**STATED TASK**: Pull out every line of the listing below where "millions" appears.

**LISTED RECORDS**:
[start]
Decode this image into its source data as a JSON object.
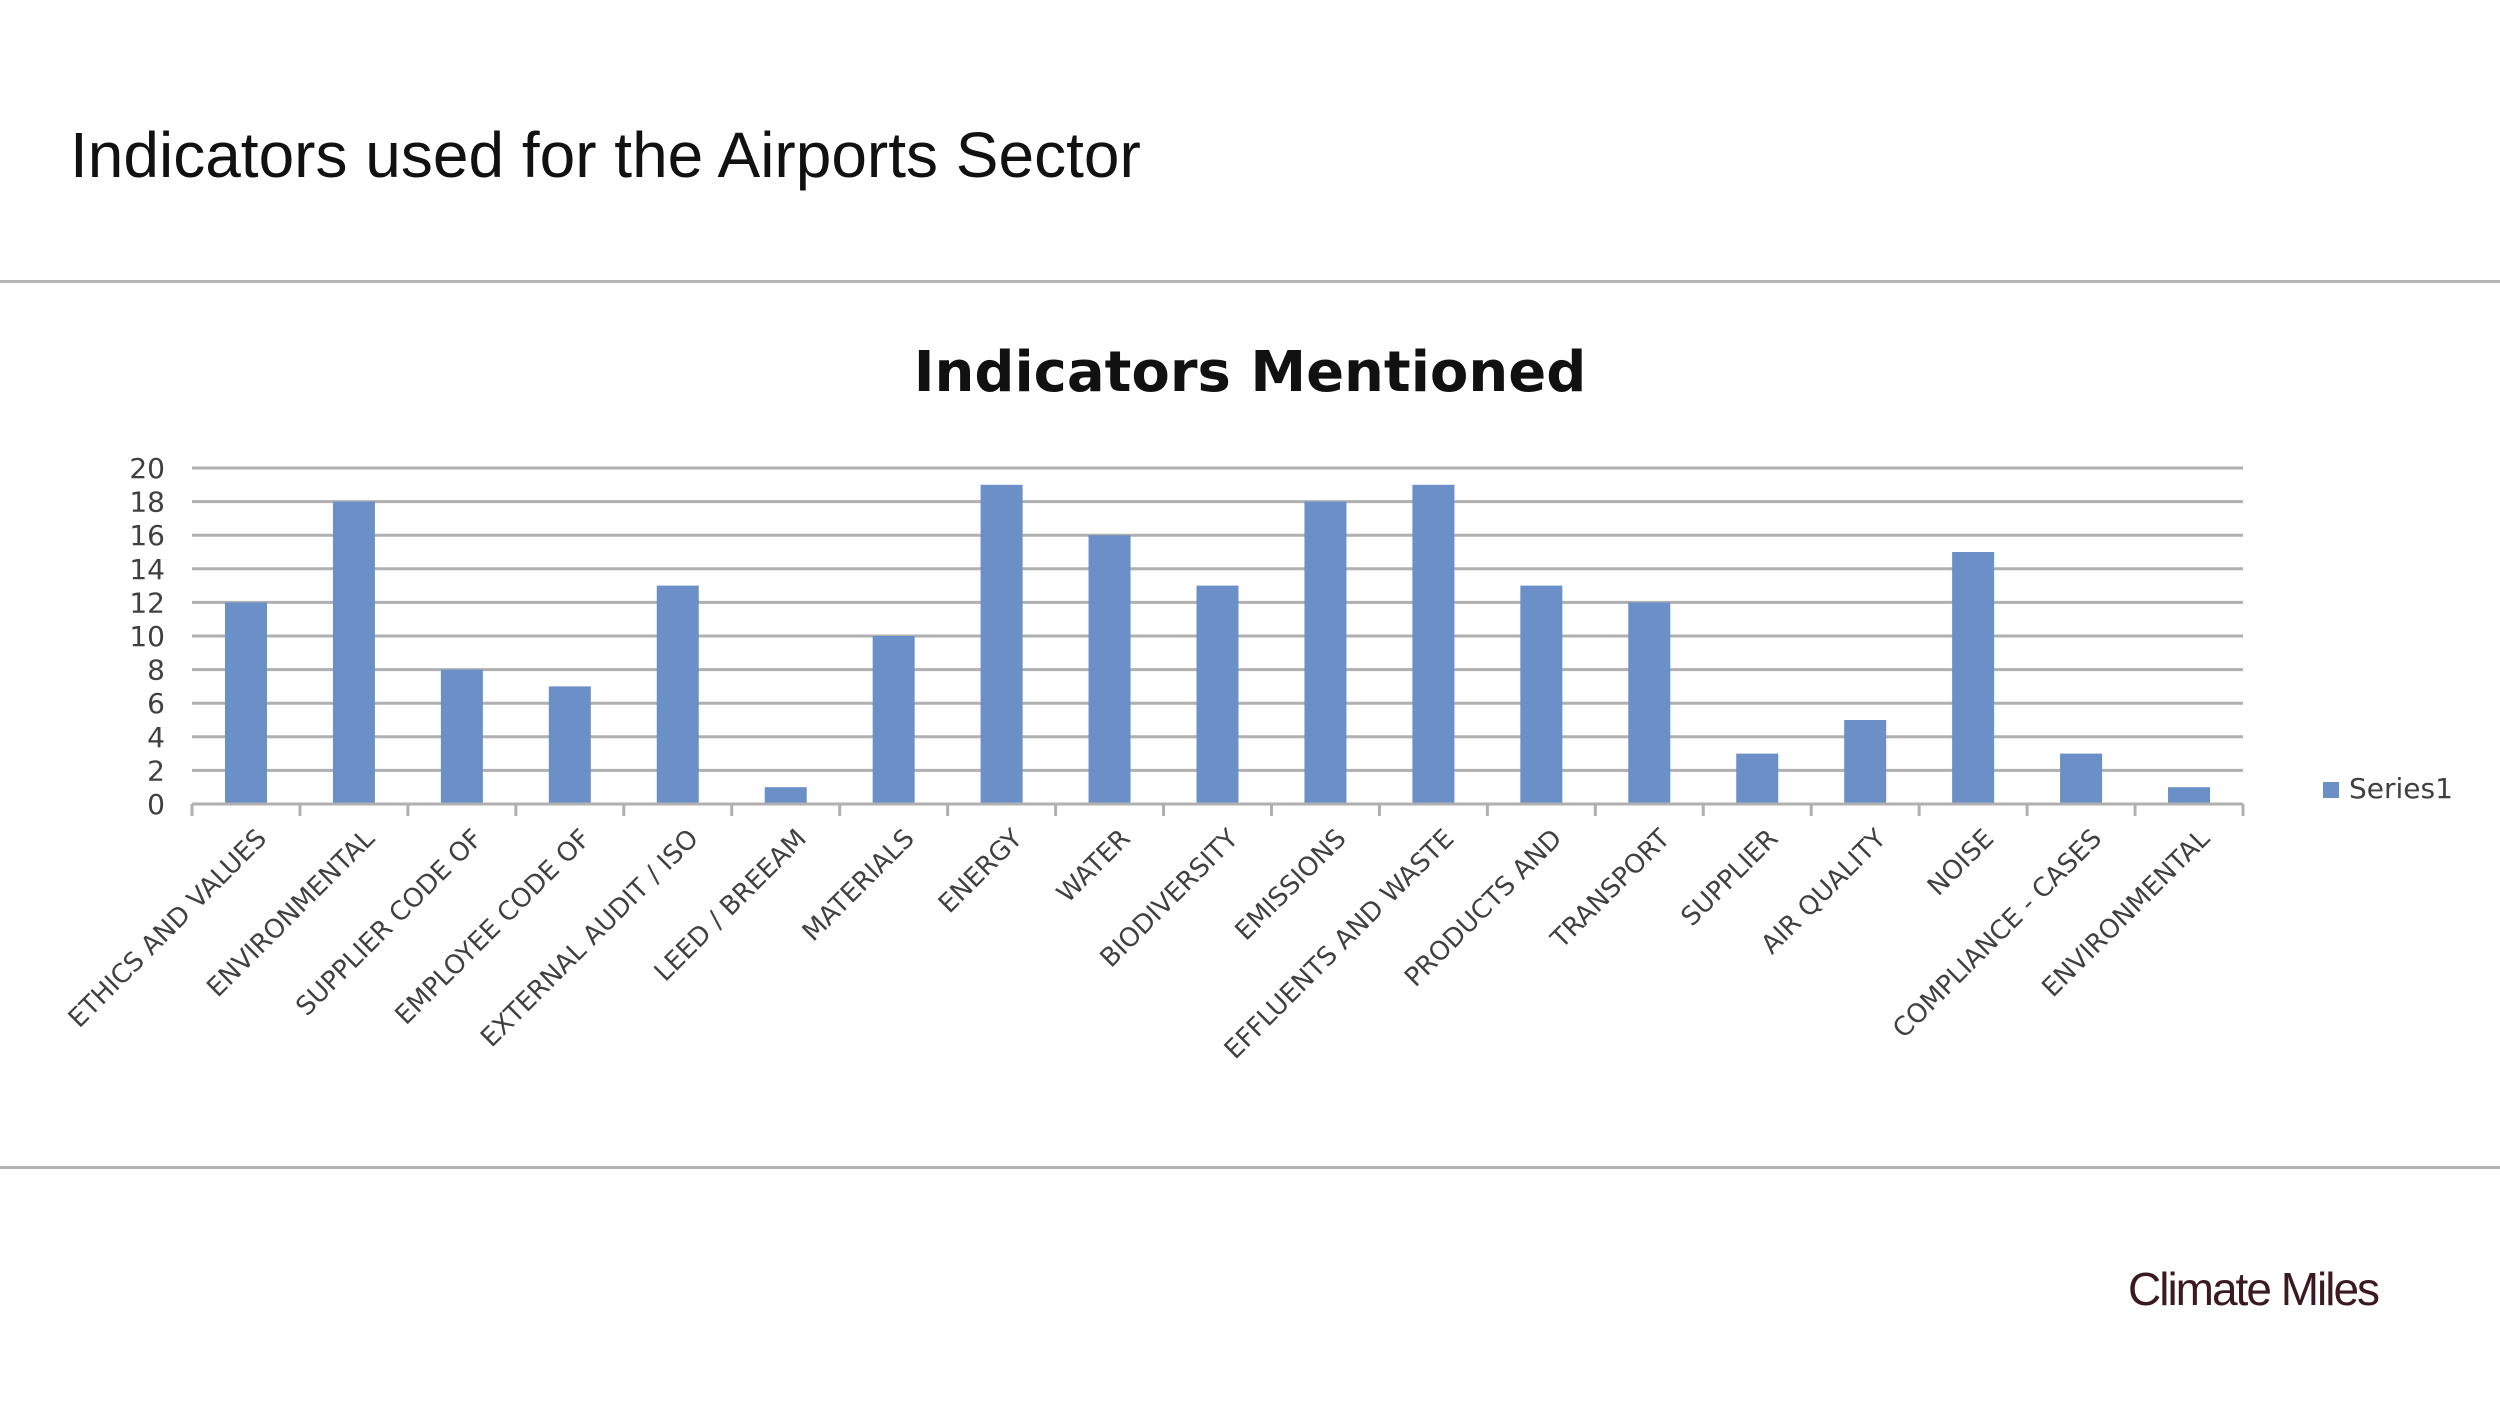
{
  "slide": {
    "title": "Indicators used for the Airports Sector",
    "brand": "Climate Miles"
  },
  "colors": {
    "bar": "#6b8fc7",
    "grid": "#b0b0b0",
    "axis_text": "#404040",
    "title_text": "#111111"
  },
  "chart_data": {
    "type": "bar",
    "title": "Indicators Mentioned",
    "xlabel": "",
    "ylabel": "",
    "ylim": [
      0,
      20
    ],
    "yticks": [
      0,
      2,
      4,
      6,
      8,
      10,
      12,
      14,
      16,
      18,
      20
    ],
    "grid": true,
    "legend_position": "right",
    "categories": [
      "ETHICS AND VALUES",
      "ENVIRONMENTAL",
      "SUPPLIER CODE OF",
      "EMPLOYEE CODE OF",
      "EXTERNAL AUDIT / ISO",
      "LEED / BREEAM",
      "MATERIALS",
      "ENERGY",
      "WATER",
      "BIODIVERSITY",
      "EMISSIONS",
      "EFFLUENTS AND WASTE",
      "PRODUCTS AND",
      "TRANSPORT",
      "SUPPLIER",
      "AIR QUALITY",
      "NOISE",
      "COMPLIANCE - CASES",
      "ENVIRONMENTAL"
    ],
    "series": [
      {
        "name": "Series1",
        "values": [
          12,
          18,
          8,
          7,
          13,
          1,
          10,
          19,
          16,
          13,
          18,
          19,
          13,
          12,
          3,
          5,
          15,
          3,
          1
        ]
      }
    ]
  }
}
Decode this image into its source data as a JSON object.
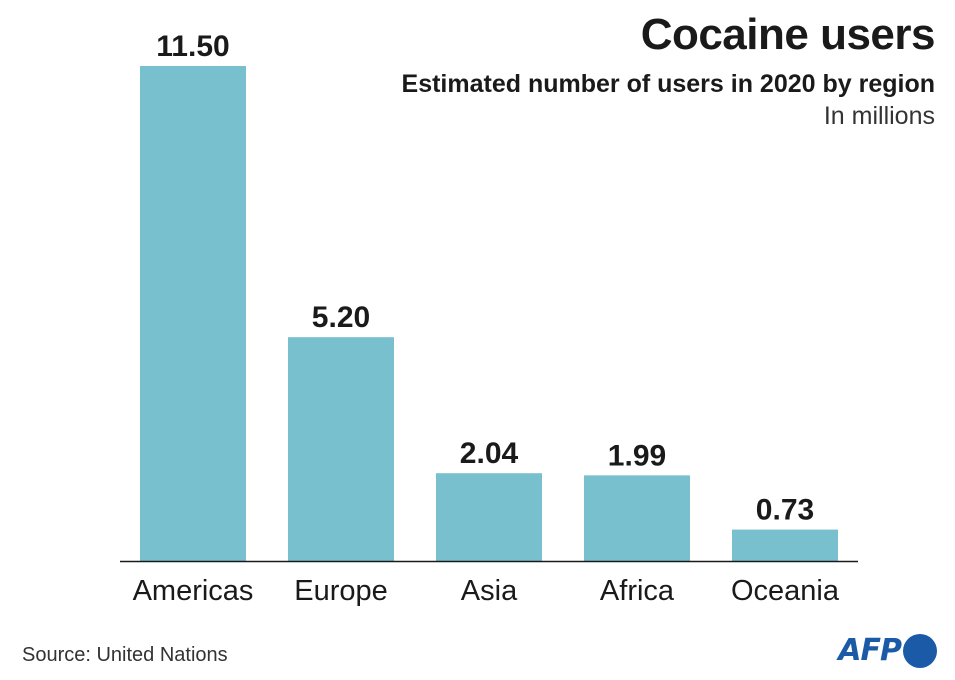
{
  "header": {
    "title": "Cocaine users",
    "subtitle": "Estimated number of users in 2020 by region",
    "unit_note": "In millions"
  },
  "footer": {
    "source": "Source: United Nations",
    "logo_text": "AFP"
  },
  "colors": {
    "bar": "#79c0cf",
    "axis": "#1a1a1a",
    "logo": "#1b5aa6"
  },
  "chart_data": {
    "type": "bar",
    "title": "Cocaine users",
    "subtitle": "Estimated number of users in 2020 by region",
    "ylabel": "In millions",
    "categories": [
      "Americas",
      "Europe",
      "Asia",
      "Africa",
      "Oceania"
    ],
    "values": [
      11.5,
      5.2,
      2.04,
      1.99,
      0.73
    ],
    "value_labels": [
      "11.50",
      "5.20",
      "2.04",
      "1.99",
      "0.73"
    ],
    "ylim": [
      0,
      11.5
    ],
    "grid": false,
    "legend": "none"
  }
}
[end]
**ANSWER TO THE TASK**:
    "unit_note": "In millions"
    "ylabel": "In millions",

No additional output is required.